■ Opdrachten ■
• 1. Binnen hoeveel uur moeten inschrijvers volgens punt 19.5 in het tekstgedeelte over de argumenten van partijen preciseringen verstrekken?
• 2. Zet het tekstgedeelte over de argumenten van partijen alstublieft voort, te beginnen na de laatste zin.

■ Tekstgedeelte ■
Argumenten van partijen

20.
    Verzoekster is van mening dat, zelfs indien het Gerecht niet zou oordelen dat haar inschrijving kennelijk bedoeld was om geldig te blijven gedurende 90 dagen vanaf de nieuwe uiterste datum voor de indiening van inschrijvingen, met name 11 juni 2002, het evaluatiecomité gelet op de bewoordingen van de inschrijvingsdocumenten alsmede de omstandigheden van de zaak gebruik had moeten maken van zijn bevoegdheid om preciseringen te vragen overeenkomstig punt 19.5 van de instructies voor de inschrijvers, dat luidt:

„Omwille van de transparantie en de gelijkheid van behandeling en zonder dat zij hun inschrijving kunnen wijzigen, kunnen de inschrijvers op eenvoudig schriftelijk verzoek van het evaluatiecomité worden uitgenodigd binnen 24 uur preciseringen te verstrekken. Een dergelijke uitnodiging om preciseringen te verstrekken mag geen verband houden met de rechtzetting van formele fouten of belangrijke beperkingen die de uitvoering van de overeenkomst beïnvloeden of concurrentievervalsing veroorzaken.”

21.
    Voorts stelt verzoekster dat de Commissie tot omzichtigheid gehouden is wanneer zij procedures voor het plaatsen van overheidsopdrachten organiseert, zoals ook het geval is op andere gebieden zoals het onderzoek van aanmeldingen inzake staatssteun. Volgens verzoekster legde het evaluatiecomité niet de nodige zorgvuldigheid aan de dag toen het verzoeksters inschrijving afwees zonder gebruik te maken van haar bevoegdheid om preciseringen te vragen over de geldigheidsduur van deze inschrijving.

■ Rijfragmenten ■
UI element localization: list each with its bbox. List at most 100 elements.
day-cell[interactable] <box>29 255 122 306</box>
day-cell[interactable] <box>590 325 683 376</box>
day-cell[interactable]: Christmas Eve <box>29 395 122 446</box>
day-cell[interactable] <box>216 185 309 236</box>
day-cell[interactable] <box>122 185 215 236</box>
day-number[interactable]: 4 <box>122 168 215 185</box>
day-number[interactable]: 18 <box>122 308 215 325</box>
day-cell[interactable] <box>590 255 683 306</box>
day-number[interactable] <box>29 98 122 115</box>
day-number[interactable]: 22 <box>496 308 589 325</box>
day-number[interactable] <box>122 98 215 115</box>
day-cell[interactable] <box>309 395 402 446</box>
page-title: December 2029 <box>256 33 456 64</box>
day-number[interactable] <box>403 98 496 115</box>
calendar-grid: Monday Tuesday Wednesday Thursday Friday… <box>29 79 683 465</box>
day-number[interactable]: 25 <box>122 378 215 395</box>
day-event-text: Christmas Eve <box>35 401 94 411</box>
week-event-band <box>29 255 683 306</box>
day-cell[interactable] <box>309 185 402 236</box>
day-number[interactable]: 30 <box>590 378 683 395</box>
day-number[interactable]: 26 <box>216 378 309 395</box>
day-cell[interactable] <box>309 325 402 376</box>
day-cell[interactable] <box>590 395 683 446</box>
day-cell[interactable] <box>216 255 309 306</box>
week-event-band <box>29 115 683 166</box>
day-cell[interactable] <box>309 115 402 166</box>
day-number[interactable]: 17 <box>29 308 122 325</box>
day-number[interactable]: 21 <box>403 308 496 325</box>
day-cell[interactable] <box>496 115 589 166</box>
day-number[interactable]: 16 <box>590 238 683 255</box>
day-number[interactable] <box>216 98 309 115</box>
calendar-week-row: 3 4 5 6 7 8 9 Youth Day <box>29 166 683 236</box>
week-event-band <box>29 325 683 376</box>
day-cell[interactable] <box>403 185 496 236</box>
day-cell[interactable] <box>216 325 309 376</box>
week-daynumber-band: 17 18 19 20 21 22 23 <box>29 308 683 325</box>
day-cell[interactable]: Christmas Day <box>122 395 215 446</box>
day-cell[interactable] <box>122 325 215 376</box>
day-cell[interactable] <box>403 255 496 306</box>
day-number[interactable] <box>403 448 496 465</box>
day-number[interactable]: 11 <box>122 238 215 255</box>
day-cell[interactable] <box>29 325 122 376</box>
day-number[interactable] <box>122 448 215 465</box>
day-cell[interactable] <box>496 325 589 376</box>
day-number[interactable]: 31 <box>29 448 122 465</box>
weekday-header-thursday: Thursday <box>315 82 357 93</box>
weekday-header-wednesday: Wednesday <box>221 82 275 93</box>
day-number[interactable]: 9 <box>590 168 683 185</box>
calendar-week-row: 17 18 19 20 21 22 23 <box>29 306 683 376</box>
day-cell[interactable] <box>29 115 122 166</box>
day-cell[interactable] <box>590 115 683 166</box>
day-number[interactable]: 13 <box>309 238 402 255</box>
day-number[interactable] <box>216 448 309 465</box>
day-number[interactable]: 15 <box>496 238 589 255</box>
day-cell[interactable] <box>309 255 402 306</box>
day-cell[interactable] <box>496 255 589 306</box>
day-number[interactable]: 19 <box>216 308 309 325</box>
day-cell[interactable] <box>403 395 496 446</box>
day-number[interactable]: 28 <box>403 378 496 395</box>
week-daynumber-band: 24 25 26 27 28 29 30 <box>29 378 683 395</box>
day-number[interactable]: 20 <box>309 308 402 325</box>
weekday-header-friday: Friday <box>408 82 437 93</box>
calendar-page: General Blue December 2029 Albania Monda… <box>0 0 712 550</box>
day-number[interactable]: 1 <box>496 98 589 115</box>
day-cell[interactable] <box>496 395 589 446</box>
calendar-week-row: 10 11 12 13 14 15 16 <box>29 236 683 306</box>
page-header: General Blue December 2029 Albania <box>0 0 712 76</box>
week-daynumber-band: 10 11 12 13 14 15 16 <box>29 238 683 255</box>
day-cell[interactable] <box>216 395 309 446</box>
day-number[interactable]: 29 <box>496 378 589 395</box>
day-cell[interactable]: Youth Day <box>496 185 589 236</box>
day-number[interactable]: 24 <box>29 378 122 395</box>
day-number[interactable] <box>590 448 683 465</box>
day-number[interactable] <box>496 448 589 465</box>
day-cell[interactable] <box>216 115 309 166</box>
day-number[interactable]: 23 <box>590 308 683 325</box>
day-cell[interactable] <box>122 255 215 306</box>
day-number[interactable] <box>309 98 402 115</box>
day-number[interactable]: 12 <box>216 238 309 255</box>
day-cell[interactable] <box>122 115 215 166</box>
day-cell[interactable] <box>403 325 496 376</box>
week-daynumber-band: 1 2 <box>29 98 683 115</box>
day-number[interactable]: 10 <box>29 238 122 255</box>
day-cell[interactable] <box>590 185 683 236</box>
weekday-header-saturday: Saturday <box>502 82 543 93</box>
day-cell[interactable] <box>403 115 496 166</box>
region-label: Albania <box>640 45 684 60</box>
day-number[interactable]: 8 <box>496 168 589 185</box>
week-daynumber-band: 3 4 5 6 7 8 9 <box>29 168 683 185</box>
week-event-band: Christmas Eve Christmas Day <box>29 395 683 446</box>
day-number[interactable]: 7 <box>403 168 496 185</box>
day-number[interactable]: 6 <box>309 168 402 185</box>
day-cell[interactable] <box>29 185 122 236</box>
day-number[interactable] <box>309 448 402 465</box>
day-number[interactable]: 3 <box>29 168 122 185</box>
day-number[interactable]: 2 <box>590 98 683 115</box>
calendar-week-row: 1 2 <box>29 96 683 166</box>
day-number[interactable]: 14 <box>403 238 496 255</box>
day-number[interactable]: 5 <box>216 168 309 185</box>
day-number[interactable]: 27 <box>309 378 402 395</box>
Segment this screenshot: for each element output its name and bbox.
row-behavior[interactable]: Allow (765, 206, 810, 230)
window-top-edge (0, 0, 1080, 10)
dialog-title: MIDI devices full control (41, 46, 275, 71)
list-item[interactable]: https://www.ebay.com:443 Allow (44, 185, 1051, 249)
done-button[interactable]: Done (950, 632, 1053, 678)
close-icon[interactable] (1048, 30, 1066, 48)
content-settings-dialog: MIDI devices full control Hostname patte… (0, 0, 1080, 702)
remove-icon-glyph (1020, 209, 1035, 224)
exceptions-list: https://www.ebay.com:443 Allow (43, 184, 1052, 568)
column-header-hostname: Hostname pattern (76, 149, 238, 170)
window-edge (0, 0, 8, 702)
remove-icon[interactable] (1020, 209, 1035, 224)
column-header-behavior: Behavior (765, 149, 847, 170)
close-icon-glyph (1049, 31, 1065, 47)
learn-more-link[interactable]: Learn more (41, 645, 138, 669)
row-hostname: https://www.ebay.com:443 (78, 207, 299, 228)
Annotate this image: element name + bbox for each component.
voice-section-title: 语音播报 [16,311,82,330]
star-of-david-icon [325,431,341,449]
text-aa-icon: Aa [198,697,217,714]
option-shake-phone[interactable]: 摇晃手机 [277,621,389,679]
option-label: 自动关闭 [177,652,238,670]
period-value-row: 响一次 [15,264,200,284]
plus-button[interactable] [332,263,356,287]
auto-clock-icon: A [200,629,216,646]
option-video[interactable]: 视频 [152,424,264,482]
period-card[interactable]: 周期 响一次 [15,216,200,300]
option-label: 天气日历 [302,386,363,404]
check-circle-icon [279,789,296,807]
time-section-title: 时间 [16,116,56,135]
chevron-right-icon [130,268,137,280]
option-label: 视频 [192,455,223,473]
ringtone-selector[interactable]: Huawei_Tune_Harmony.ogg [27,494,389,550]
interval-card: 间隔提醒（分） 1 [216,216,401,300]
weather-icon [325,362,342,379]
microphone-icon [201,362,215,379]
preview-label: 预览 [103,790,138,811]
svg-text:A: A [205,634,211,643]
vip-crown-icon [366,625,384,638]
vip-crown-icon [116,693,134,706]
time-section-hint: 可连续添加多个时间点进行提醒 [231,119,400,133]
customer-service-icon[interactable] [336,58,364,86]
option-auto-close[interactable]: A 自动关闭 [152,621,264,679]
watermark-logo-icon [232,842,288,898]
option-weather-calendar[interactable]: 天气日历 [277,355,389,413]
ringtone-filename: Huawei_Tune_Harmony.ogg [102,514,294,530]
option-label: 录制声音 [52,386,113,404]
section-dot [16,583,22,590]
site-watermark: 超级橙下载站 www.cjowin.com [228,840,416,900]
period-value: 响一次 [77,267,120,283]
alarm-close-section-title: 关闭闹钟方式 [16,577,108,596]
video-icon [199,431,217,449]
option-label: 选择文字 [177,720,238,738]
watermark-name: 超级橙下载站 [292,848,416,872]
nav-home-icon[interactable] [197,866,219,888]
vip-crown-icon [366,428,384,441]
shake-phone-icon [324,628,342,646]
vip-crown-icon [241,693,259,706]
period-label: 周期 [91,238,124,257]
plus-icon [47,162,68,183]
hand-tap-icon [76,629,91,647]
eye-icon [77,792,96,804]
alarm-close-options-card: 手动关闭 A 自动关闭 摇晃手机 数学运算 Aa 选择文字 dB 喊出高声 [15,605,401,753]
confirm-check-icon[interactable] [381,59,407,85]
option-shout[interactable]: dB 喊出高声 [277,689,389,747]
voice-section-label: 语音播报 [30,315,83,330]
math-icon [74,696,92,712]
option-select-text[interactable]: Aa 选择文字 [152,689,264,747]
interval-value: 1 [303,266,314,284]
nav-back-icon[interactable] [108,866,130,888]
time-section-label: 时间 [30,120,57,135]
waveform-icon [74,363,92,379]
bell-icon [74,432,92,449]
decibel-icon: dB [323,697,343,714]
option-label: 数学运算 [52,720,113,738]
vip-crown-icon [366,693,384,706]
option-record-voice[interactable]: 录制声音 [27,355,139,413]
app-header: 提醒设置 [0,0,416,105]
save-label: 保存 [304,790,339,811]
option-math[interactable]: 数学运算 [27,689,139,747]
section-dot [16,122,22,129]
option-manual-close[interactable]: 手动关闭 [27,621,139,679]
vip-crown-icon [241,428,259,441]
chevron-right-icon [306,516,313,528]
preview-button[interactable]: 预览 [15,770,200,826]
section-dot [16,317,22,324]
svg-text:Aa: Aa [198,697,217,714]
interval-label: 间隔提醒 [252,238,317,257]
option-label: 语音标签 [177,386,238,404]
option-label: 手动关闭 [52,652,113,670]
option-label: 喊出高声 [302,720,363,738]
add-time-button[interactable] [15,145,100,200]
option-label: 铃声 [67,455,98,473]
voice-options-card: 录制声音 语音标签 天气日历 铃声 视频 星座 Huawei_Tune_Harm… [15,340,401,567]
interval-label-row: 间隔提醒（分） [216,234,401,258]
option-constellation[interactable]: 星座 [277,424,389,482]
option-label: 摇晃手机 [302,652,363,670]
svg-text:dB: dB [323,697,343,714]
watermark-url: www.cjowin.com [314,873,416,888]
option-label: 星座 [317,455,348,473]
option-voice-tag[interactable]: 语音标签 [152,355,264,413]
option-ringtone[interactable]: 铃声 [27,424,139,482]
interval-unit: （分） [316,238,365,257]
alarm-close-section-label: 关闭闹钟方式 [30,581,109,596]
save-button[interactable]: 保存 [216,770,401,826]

■ Antwoorden per opdracht ■
• 1. Binnen 24 uur.

• 2.
22.
    Daarnaast voert verzoekster aan dat het evaluatiecomité onevenredig heeft gehandeld door verzoeksters inschrijving vanwege zijn standpunt inzake de geldigheidsduur van de inschrijving af te wijzen, terwijl het evengoed zijn bevoegdheid om preciseringen te vragen had kunnen uitoefenen. Volgens verzoekster zou dit elk risico hebben vermeden dat zij ongerechtvaardigd van de aanbestedingsprocedure zou worden uitgesloten, zonder dat de procedure hierdoor een ernstige vertraging zou hebben opgelopen.

23.
    De Commissie stelt om te beginnen nogmaals dat er geen twijfel bestond over de betekenis van de uitdrukking „tot 28 juli 2002”. Wat verzoeksters argument betreft, dat er misschien een zekere „twijfel” bestond over de juistheid van deze datum, benadrukt de Commissie dat de vraag open blijft wanneer in een bepaald geval een twijfel ontstaat die de Commissie kan „verplichten” een andere datum te aanvaarden dan die welke ondubbelzinnig door een inschrijver is vermeld.

24.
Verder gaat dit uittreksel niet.